■ **AIM**:
In the data, extract each line that holds the string "frames".

■ **LISTED ENTRIES**:
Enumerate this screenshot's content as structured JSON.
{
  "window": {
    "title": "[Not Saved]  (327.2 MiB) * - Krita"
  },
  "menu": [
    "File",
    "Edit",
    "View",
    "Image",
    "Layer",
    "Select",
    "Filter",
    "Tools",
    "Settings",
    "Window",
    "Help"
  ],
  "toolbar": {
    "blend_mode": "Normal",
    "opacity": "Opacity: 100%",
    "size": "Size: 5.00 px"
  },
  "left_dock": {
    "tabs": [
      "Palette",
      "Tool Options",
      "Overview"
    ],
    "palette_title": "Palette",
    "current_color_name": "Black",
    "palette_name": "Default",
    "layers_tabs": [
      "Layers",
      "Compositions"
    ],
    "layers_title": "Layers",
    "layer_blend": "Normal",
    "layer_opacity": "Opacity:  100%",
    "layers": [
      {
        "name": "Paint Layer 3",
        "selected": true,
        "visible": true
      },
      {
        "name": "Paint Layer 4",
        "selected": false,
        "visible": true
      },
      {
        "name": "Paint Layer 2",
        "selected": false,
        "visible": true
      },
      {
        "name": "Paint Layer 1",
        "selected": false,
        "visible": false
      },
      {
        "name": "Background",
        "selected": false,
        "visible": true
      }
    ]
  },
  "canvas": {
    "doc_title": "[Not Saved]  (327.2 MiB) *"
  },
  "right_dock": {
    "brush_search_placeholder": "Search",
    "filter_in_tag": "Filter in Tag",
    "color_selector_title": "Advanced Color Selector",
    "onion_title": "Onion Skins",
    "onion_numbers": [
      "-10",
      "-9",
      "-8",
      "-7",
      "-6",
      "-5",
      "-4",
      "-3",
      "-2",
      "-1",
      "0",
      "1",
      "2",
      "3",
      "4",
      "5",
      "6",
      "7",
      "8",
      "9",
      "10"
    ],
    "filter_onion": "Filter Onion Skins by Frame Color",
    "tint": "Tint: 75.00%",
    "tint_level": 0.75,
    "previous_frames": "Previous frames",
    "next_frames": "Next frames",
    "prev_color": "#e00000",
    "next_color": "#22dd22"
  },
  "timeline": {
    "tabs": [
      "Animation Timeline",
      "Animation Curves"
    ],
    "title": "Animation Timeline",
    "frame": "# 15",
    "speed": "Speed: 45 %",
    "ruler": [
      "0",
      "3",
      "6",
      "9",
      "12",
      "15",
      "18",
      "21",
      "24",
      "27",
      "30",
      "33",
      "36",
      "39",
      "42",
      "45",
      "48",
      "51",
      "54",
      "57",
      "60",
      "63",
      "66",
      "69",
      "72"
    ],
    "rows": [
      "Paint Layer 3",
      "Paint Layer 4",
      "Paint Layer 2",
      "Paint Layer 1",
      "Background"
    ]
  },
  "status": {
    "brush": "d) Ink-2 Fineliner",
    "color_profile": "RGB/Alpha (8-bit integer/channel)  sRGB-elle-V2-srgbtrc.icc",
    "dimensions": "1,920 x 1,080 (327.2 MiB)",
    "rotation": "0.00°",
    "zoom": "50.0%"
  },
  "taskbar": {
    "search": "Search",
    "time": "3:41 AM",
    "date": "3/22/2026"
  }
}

■ **RESULT OF THE TASK**:
    "previous_frames": "Previous frames",
    "next_frames": "Next frames",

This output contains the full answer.